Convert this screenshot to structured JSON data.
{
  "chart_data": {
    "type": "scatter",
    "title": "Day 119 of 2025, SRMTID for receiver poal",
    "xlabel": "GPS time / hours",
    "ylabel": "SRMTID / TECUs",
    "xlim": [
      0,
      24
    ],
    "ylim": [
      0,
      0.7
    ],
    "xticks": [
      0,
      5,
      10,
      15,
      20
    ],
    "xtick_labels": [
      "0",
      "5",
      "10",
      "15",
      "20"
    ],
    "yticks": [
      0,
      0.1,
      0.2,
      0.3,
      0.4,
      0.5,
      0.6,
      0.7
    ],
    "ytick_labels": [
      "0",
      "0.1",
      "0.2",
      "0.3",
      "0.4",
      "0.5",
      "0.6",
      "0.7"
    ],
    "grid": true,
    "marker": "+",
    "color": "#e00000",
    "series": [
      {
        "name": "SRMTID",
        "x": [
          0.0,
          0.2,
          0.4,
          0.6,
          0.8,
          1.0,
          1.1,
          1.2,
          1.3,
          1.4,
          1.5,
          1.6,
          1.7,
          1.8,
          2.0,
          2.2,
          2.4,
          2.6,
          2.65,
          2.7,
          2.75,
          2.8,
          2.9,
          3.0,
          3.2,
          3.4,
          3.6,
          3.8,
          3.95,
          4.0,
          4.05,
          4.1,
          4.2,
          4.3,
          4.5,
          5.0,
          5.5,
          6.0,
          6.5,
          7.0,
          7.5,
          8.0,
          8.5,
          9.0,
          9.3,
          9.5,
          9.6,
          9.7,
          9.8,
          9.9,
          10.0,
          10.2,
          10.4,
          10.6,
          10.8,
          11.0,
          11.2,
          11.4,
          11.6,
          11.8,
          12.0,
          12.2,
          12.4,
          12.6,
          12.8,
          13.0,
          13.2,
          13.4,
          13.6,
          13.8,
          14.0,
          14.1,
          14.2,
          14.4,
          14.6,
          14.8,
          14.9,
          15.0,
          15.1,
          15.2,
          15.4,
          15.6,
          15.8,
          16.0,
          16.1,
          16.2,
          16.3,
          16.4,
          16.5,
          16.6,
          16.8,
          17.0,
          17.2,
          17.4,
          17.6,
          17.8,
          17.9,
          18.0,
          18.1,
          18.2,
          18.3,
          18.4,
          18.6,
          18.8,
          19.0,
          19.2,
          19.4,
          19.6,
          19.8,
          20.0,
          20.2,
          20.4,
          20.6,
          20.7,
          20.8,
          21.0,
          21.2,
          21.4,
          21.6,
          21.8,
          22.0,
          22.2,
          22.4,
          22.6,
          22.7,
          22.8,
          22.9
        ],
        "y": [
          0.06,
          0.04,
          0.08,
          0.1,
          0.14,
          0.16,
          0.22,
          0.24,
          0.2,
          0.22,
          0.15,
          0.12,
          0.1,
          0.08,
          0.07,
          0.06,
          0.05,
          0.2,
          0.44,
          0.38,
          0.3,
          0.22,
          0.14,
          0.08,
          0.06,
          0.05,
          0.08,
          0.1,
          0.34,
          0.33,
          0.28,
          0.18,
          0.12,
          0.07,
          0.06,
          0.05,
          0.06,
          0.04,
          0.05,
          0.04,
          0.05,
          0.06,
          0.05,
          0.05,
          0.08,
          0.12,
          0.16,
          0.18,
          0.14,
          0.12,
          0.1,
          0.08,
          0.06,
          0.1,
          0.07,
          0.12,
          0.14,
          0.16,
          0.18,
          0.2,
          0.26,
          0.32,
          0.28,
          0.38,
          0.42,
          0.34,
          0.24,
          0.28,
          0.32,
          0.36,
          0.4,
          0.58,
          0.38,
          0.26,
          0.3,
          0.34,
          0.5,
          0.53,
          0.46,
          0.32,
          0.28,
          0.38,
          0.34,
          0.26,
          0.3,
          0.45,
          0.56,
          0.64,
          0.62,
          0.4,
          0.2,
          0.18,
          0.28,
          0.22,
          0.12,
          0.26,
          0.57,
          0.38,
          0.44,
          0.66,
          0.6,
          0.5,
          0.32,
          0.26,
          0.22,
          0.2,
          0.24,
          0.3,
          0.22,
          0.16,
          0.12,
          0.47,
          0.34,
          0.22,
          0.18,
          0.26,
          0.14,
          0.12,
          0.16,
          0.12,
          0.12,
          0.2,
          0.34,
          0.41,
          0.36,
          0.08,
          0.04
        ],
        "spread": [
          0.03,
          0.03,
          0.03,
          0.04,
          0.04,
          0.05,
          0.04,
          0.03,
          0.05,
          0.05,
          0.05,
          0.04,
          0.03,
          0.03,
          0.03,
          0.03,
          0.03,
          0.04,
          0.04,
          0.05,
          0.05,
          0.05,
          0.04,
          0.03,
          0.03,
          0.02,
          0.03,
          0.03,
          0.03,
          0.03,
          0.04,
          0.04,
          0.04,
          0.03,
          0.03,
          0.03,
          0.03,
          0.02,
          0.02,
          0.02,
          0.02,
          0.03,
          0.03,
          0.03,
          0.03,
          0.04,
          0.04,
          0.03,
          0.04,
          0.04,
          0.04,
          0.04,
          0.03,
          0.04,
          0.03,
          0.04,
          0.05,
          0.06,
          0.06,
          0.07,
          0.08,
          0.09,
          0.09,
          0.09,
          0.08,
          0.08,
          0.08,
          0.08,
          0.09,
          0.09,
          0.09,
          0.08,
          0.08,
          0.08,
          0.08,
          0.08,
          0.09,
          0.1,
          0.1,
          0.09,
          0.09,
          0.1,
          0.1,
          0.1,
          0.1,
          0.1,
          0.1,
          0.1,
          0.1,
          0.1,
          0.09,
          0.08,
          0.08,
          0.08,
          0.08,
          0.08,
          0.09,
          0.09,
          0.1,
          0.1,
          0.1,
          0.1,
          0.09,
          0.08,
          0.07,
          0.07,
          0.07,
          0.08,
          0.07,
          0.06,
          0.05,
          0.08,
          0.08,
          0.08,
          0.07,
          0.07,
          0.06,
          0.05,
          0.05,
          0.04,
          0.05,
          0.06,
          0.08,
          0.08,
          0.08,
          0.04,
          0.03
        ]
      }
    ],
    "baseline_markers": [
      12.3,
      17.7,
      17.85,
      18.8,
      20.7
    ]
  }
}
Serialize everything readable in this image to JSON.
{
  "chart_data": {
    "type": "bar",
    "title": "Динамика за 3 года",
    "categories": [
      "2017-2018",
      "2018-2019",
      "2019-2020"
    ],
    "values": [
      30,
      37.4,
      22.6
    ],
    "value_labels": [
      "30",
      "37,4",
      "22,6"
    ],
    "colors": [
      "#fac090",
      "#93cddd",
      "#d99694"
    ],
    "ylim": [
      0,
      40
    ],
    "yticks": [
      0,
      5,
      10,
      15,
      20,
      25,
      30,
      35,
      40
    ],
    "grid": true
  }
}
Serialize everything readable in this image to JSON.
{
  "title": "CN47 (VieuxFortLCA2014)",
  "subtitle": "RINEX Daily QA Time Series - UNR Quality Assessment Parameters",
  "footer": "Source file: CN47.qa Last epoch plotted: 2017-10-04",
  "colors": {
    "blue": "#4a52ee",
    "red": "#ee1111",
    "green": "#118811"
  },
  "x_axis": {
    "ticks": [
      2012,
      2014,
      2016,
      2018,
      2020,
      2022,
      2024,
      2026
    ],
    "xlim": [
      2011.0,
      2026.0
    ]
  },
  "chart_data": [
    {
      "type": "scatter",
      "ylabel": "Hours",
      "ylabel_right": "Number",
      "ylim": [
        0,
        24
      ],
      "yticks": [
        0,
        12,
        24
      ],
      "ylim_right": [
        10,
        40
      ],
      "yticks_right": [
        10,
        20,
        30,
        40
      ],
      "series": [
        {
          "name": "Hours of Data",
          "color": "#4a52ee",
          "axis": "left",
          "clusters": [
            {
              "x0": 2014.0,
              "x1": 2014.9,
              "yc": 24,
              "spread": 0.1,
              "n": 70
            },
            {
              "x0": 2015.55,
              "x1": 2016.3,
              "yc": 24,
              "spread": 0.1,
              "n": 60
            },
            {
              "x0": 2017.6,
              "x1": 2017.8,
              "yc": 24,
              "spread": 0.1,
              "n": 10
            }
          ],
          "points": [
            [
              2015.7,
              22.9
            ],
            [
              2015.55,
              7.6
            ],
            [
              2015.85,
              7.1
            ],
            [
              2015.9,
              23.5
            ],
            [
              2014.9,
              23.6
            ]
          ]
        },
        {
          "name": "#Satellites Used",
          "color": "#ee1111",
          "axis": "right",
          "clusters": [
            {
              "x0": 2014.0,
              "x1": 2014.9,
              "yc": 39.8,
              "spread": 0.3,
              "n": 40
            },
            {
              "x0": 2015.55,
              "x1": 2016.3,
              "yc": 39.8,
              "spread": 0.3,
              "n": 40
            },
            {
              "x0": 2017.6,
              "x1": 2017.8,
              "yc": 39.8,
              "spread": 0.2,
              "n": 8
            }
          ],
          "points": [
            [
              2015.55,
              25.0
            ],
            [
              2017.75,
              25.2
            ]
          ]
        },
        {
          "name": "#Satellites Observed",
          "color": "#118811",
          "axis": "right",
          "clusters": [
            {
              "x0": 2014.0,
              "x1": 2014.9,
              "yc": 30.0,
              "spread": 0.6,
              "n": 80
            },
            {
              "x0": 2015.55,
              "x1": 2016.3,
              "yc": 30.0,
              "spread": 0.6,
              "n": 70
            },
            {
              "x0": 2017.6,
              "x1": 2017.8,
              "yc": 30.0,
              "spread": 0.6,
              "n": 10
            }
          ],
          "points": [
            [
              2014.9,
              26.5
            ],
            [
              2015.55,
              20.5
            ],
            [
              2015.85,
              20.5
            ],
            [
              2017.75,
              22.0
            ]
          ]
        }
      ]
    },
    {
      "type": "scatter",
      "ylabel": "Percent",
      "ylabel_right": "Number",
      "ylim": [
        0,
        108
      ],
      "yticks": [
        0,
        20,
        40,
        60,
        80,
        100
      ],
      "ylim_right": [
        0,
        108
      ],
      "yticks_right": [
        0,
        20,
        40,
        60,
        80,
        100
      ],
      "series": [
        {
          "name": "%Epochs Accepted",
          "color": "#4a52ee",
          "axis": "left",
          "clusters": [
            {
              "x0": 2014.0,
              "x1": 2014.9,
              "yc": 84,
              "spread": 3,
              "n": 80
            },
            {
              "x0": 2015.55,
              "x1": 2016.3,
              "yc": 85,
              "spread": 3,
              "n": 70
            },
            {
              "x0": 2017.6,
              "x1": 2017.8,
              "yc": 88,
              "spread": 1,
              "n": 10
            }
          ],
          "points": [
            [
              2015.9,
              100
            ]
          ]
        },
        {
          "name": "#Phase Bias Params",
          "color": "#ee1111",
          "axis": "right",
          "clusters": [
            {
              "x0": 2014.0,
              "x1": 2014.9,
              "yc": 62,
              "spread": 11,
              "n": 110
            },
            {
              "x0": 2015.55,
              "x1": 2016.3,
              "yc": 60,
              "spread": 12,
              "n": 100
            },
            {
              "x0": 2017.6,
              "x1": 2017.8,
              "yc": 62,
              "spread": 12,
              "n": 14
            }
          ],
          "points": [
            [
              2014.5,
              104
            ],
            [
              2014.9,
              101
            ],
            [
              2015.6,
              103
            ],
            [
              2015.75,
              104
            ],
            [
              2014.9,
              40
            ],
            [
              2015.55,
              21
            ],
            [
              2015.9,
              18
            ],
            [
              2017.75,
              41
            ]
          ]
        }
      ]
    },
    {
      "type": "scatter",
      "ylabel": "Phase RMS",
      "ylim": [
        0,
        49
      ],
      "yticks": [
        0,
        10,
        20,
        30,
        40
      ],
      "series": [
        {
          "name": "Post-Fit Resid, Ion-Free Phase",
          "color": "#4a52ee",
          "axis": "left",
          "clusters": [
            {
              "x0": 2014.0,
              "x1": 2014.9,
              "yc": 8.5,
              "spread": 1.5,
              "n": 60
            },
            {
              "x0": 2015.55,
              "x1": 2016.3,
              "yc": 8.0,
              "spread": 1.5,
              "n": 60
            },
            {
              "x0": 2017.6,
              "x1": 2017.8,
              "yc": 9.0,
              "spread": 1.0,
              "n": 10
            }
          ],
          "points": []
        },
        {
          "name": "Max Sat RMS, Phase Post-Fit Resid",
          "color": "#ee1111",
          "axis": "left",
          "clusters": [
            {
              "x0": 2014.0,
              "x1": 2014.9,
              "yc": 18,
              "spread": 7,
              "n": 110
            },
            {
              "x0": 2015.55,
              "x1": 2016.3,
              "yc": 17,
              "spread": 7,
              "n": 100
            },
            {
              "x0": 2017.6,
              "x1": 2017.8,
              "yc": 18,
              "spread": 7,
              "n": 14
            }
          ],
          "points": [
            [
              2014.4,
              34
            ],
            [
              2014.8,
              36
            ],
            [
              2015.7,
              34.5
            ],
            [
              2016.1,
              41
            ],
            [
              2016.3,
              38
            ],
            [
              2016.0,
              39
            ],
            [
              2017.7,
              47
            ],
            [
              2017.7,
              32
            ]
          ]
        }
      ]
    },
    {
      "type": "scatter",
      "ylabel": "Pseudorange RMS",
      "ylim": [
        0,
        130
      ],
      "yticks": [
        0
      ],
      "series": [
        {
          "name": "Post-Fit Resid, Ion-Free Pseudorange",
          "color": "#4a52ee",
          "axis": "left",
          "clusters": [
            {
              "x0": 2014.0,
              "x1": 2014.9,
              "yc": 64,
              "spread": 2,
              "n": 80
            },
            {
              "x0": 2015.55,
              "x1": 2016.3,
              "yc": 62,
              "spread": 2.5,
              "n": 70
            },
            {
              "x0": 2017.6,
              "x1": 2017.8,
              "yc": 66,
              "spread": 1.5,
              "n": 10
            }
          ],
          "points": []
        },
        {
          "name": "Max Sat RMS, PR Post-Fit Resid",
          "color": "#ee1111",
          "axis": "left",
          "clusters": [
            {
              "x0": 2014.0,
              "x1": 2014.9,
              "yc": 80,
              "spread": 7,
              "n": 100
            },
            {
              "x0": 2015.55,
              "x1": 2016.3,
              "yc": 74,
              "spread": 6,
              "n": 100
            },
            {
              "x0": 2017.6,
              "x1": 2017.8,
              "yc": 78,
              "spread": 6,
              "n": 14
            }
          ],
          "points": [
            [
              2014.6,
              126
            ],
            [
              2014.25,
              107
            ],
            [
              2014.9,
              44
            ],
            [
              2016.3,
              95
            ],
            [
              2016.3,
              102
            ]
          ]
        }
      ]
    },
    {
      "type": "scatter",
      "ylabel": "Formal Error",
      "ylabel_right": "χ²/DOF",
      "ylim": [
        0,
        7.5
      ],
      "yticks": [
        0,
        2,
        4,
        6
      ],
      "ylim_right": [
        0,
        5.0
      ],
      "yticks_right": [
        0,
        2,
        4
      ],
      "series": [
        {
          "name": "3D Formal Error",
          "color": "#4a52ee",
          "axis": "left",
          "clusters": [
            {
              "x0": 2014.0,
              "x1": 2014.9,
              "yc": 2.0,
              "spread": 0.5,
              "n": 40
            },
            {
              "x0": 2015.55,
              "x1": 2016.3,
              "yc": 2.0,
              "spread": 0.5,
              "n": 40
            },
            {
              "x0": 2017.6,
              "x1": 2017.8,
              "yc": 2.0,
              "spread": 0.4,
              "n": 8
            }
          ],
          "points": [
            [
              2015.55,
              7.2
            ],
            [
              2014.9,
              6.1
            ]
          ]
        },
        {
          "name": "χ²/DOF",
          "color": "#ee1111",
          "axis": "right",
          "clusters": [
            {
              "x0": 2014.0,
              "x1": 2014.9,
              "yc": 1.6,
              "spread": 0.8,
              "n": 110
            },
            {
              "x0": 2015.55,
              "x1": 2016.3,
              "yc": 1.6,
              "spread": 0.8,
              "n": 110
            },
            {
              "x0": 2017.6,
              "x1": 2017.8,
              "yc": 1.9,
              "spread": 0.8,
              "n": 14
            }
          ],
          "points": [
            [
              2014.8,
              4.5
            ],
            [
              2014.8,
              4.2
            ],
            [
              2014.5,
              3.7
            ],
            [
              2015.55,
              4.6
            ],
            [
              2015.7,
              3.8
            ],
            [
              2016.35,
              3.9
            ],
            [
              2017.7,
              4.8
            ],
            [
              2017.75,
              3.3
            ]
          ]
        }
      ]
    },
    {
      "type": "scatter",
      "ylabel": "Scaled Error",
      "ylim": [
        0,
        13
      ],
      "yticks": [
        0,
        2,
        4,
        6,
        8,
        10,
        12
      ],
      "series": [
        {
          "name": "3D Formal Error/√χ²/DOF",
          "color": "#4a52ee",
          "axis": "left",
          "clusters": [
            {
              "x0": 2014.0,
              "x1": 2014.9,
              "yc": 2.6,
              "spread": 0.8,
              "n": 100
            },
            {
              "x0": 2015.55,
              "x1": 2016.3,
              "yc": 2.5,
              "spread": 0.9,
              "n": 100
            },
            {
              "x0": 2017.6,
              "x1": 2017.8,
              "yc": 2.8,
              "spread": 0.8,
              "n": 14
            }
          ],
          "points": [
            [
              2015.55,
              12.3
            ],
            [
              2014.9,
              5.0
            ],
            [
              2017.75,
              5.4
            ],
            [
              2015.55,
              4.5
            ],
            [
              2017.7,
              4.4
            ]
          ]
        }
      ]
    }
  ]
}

## Your instructions
Go through the entries above and copy every line containing "SRMTID".

## Answer to the task
    "title": "Day 119 of 2025, SRMTID for receiver poal",
    "ylabel": "SRMTID / TECUs",
        "name": "SRMTID",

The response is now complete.